■ Aim of the exercise:
Track down every line below that holds "Cruz" and copy it.

Dataset rows about figures:
####

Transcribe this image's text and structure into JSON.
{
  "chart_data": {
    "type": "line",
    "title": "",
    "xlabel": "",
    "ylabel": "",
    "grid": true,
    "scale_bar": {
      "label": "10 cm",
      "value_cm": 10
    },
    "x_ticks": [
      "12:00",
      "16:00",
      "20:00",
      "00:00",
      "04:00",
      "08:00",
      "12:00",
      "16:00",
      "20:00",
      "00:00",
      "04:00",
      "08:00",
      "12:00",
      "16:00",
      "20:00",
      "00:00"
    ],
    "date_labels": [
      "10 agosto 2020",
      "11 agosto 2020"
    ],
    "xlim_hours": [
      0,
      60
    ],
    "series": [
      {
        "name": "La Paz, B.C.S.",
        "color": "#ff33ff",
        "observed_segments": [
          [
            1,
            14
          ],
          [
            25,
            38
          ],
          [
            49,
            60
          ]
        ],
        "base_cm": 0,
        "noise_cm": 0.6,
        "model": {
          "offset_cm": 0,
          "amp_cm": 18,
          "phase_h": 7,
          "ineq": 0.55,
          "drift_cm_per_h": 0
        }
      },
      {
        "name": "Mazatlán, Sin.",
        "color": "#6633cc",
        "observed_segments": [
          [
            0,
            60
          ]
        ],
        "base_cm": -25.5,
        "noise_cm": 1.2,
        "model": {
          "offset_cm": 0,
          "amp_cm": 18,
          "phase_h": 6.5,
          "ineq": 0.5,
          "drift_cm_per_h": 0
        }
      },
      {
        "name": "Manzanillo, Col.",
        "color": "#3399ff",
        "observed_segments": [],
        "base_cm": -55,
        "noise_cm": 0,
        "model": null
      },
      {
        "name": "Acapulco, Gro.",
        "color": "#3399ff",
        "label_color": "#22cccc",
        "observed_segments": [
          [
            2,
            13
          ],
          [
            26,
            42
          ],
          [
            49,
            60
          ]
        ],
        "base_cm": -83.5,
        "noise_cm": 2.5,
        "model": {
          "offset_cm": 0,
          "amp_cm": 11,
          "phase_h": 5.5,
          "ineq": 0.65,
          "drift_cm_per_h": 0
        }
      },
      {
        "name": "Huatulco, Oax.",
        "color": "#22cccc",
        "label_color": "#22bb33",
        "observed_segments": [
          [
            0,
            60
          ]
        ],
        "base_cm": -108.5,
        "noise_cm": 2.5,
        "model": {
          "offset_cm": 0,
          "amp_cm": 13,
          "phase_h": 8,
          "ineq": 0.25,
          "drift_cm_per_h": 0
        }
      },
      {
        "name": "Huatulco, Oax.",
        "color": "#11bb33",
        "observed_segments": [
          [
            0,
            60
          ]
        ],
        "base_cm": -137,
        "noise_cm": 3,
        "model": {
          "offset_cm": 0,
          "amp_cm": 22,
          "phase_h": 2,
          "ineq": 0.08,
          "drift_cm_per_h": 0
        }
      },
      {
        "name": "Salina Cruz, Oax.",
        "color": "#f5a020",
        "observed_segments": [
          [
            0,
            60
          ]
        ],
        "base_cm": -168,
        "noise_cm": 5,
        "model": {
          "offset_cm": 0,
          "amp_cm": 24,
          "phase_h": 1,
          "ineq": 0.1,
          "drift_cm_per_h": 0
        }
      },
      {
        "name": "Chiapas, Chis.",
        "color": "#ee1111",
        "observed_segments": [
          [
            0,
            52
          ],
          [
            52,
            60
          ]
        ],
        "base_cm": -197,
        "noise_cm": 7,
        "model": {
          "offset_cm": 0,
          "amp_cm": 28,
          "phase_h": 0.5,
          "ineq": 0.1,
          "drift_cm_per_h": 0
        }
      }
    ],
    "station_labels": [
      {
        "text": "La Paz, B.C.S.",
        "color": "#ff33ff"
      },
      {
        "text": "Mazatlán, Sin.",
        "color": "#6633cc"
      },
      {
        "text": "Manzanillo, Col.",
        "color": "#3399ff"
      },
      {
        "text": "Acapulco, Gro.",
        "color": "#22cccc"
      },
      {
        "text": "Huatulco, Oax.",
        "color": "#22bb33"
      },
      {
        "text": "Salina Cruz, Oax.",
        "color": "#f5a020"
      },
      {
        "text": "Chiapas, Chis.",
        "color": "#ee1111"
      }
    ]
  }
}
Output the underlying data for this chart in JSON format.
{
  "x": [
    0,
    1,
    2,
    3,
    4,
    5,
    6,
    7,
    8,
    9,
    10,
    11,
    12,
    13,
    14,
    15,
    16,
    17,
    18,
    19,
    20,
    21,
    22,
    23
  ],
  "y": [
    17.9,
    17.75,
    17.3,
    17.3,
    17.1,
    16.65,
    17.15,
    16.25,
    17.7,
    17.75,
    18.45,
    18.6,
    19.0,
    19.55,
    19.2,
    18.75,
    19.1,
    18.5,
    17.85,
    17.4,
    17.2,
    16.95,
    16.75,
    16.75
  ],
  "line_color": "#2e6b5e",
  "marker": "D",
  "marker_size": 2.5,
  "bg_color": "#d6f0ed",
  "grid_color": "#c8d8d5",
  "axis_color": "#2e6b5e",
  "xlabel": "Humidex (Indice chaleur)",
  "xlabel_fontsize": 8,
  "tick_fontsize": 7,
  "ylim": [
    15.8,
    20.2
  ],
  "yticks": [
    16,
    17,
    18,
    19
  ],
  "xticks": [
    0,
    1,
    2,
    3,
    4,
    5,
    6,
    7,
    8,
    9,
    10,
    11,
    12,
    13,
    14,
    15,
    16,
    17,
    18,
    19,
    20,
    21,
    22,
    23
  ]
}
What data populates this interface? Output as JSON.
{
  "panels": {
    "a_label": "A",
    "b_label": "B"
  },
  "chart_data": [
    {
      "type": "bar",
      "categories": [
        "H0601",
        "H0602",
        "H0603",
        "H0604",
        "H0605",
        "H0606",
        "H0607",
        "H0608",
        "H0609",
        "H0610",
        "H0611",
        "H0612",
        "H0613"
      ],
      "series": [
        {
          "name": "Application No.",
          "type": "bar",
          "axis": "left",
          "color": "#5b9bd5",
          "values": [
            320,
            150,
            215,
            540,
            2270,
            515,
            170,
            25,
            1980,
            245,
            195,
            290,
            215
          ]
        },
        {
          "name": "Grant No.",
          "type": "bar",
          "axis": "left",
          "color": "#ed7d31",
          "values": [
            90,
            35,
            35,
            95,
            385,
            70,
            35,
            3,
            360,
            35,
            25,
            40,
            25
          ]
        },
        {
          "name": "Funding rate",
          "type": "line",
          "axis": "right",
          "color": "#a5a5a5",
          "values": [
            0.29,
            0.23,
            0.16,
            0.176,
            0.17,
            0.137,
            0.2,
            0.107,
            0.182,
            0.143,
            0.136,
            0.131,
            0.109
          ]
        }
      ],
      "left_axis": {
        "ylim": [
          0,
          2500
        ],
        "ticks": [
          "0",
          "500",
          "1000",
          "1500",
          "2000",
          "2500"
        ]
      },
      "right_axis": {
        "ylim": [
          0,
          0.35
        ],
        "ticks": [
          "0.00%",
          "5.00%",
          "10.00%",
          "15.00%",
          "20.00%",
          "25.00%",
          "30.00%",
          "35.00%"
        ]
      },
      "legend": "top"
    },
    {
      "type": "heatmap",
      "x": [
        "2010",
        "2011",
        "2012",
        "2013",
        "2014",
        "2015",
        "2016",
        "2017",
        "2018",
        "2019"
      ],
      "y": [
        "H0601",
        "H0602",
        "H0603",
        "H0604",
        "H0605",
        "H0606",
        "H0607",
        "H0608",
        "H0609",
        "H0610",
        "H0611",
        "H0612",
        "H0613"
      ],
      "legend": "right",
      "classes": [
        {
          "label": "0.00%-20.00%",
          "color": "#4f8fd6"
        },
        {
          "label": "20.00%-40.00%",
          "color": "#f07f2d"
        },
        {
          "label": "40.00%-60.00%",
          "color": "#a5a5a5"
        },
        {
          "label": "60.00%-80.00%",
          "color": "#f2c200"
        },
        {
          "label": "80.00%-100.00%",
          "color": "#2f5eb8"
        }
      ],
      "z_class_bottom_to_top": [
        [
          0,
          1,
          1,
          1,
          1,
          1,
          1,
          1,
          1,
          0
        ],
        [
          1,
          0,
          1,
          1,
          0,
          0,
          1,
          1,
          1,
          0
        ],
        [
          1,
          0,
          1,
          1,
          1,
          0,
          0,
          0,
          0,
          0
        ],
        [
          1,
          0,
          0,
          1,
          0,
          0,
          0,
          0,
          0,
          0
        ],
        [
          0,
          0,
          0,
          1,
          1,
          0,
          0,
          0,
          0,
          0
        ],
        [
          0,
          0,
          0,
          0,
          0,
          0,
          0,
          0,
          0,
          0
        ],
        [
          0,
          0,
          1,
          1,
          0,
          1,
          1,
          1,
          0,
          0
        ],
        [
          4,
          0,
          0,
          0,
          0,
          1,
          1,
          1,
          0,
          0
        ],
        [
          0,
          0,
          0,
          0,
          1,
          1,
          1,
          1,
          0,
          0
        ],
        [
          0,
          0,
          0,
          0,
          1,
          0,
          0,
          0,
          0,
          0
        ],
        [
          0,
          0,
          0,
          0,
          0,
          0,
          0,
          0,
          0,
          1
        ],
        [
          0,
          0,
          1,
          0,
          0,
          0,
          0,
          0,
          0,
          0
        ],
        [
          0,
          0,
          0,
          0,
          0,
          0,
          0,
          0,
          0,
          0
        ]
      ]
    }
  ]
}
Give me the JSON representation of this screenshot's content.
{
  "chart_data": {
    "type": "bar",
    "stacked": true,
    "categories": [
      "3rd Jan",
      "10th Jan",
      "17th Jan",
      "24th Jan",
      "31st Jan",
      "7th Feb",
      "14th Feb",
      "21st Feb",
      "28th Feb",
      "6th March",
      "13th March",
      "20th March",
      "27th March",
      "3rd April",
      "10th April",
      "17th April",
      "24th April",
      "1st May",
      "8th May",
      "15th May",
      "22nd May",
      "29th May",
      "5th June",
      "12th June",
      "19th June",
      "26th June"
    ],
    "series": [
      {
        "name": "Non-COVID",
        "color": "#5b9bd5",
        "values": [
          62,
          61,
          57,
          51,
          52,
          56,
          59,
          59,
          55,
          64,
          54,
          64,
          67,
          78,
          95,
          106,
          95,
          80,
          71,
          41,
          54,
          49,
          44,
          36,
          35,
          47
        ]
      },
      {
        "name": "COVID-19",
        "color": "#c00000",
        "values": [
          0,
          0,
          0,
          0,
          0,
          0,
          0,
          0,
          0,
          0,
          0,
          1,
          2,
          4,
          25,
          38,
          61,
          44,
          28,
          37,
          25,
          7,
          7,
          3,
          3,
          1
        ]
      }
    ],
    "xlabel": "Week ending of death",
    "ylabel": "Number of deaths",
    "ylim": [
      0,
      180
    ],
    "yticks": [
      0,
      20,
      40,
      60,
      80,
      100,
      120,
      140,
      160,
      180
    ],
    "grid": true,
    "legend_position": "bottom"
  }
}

####

■ Reply:
        "name": "Salina Cruz, Oax.",
        "text": "Salina Cruz, Oax.",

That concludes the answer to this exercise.